SELECTION:

□ □ □ □ □

January 2011

Volume 26 Number 01

The Working Programmer - Multiparadigmatic .NET, Part 5: Automatic Metaprogramming

By Ted Neward | January 2011

In last month’s piece, objects came under the microscope, and in particular we looked at the “axis” of commonality/variability analysis that inheritance offers us. While inheritance isn’t the only form of commonality/variability available within a modern object-oriented (OO) language such as C# or Visual Basic, it certainly stands at the center of the OO paradigm. And, as also discussed, it doesn’t always provide the best solution to all problems.

To recap, what we’ve discovered so far is that C# and Visual Basic are both procedural and OO languages—but clearly the story doesn’t stop there. Both are also metaprogrammatic languages—each offers the Microsoft .NET Framework developer the opportunity to build programs out of programs, in a variety of different ways: automatic, reflective and generative.

Automatic Metaprogramming

The core idea behind metaprogramming is simple: the traditional constructs of procedural or OO programming haven’t solved quite all of our software design issues, at least not in a way that we find satisfying. For example, to cite a basic flaw, developers frequently found a need for a data structure that maintained an ordered list of some particular type, such that we could insert items into the list in a particular slot and see the items in that exact order. For performance reasons, sometimes the list wanted to be in a linked list of nodes. In other words, we wanted an ordered linked list, but strongly typed to the type being stored within it.

Developers who came to the .NET Framework from the C++ world know one solution to this problem—that of parameterized types, also known more informally as generics. But, as developers who came to .NET through Java’s early days know, another solution emerged long before templates (which did, eventually, make it into the Java platform). That solution was to simply write each needed list implementation as necessary, as shown in Figure 1.

Figure 1 An Example of Writing List Implementations as Necessary

Class ListOfInt32
  Class Node
    Public Sub New(ByVal dt As Int32)
      data = dt
    End Sub
    Public data As Int32
    Public nextNode As Node = Nothing
  End Class
  Private head As Node = Nothing
  Public Sub Insert(ByVal newParam As Int32)
    If IsNothing(head) Then
      head = New Node(newParam)
      Dim current As Node = head
      While (Not IsNothing(current.nextNode))
        current = current.nextNode
      End While
        current.nextNode = New Node(newParam)
    End If
  End Sub
  Public Function Retrieve(ByVal index As Int32)
    Dim current As Node = head
    Dim counter = 0
    While (Not IsNothing(current.nextNode) And counter < index)

□ □ □ □ □

Stored records:
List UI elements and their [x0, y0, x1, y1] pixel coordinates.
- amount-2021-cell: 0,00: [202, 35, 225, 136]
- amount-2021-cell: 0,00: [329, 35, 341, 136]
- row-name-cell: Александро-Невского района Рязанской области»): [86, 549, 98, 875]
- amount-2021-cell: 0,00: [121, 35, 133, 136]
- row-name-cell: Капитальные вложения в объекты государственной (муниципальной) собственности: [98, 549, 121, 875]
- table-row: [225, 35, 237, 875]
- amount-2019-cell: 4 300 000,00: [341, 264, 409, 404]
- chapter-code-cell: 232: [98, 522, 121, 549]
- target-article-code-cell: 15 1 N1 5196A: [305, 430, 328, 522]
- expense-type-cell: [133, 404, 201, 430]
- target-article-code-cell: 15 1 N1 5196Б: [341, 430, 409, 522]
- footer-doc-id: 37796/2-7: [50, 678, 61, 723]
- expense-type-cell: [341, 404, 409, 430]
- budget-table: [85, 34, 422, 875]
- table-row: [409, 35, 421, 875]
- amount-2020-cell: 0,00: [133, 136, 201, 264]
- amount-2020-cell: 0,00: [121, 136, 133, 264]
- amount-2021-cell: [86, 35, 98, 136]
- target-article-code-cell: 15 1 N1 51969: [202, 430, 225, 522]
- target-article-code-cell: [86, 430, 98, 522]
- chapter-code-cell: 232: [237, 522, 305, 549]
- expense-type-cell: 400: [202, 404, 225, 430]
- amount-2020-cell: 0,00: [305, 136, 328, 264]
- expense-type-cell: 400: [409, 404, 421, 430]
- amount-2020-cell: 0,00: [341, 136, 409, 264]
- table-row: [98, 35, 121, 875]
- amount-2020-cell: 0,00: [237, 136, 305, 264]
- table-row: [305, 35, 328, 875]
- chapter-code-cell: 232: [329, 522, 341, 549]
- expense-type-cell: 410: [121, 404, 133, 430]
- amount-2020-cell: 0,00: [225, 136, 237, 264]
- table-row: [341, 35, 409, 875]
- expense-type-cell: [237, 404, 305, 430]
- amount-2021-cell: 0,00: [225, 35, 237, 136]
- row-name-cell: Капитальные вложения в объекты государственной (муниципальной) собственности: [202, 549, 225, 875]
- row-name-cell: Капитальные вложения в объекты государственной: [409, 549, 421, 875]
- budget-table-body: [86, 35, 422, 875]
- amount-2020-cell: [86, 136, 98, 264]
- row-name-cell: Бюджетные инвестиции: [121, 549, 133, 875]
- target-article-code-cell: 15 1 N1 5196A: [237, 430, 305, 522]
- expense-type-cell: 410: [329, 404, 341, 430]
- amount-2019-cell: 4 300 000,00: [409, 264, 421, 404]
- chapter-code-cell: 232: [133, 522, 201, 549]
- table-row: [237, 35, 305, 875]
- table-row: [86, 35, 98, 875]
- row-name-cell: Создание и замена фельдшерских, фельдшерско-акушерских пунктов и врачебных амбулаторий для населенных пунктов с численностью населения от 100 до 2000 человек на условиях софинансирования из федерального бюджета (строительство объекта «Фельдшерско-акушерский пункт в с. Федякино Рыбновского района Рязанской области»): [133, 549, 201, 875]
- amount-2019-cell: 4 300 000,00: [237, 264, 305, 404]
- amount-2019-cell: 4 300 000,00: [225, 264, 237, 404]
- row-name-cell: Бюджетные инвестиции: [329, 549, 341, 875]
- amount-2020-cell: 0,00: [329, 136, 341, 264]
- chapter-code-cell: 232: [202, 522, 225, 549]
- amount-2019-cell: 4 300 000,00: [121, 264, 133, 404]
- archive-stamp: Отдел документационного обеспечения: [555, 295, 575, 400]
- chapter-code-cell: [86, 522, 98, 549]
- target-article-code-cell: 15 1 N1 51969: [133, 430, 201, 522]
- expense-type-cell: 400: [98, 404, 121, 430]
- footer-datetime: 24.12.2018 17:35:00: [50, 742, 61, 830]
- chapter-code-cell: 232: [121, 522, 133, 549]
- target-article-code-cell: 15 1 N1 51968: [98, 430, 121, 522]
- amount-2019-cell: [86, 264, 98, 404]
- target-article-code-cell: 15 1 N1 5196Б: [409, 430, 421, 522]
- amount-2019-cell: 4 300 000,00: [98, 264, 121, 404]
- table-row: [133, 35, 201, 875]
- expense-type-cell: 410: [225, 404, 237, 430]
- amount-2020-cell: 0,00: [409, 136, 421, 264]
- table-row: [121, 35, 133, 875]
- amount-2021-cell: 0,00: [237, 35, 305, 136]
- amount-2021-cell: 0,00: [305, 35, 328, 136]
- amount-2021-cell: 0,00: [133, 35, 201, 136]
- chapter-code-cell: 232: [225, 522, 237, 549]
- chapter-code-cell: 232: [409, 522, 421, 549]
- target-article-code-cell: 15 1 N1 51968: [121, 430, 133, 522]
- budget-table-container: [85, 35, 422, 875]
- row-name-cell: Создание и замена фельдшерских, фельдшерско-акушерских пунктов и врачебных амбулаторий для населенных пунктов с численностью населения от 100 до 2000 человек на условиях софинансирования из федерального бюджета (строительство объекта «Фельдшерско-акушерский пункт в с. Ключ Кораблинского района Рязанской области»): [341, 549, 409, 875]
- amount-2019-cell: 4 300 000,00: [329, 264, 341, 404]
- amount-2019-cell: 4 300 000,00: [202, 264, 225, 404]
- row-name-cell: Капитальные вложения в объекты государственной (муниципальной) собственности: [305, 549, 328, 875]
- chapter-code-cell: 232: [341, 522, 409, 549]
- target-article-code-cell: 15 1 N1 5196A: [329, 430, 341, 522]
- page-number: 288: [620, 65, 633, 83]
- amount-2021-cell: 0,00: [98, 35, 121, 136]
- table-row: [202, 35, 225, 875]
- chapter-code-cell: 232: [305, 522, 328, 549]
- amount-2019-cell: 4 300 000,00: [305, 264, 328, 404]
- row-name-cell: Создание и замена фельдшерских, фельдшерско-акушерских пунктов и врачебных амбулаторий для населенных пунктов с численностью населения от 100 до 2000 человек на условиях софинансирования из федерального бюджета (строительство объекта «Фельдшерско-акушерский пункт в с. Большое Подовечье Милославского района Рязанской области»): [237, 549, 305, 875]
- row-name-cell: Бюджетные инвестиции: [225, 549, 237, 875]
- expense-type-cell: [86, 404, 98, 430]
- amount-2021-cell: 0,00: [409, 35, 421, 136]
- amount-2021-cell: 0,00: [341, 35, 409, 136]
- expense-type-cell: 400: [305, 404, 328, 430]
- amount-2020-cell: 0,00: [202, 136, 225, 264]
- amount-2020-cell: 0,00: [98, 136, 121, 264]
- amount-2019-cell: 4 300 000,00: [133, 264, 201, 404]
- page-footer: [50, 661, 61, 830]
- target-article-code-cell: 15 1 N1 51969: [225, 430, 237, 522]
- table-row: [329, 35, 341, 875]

□ □ □ □ □

TASK LIST:
1/ Repeat the passage of the metaprogramming article word for word, starting with "Class ListOfInt32" and going on through "head = New Node(newParam)".
2/ Carry the metaprogramming article on from the point where its text stops.
The stored records are material of their own, apart from the metaprogramming article.

ANSWER SET:
1/
Class ListOfInt32
  Class Node
    Public Sub New(ByVal dt As Int32)
      data = dt
    End Sub
    Public data As Int32
    Public nextNode As Node = Nothing
  End Class
  Private head As Node = Nothing
  Public Sub Insert(ByVal newParam As Int32)
    If IsNothing(head) Then
      head = New Node(newParam)

2/
      current = current.nextNode
      counter = counter + 1
    End While
    If (IsNothing(current)) Then
      Throw New Exception("Bad index")
      Retrieve = current.data
    End If
  End Function
End Class

Now, obviously, this fails the Don’t Repeat Yourself (DRY) test—every time the design calls for a new list of this kind, it will need to be written “by hand,” which will clearly be a problem as time progresses. Although not complicated, it’s still going to be awkward and time-consuming to write each of these, particularly if more features become necessary or desirable.

Of course, nobody ever said developers had to be the ones writing such code. Which brings us around neatly to the solution of code generation, or as it’s sometimes called, automatic metaprogramming. Another program can easily do it, such as a program designed to kick out classes that are customized to each type needed, as shown in Figure 2.

Figure 2 An Example of Automatic Metaprogramming

Sub Main(ByVal args As String())
  Dim CRLF As String = Chr(13).ToString + Chr(10).ToString()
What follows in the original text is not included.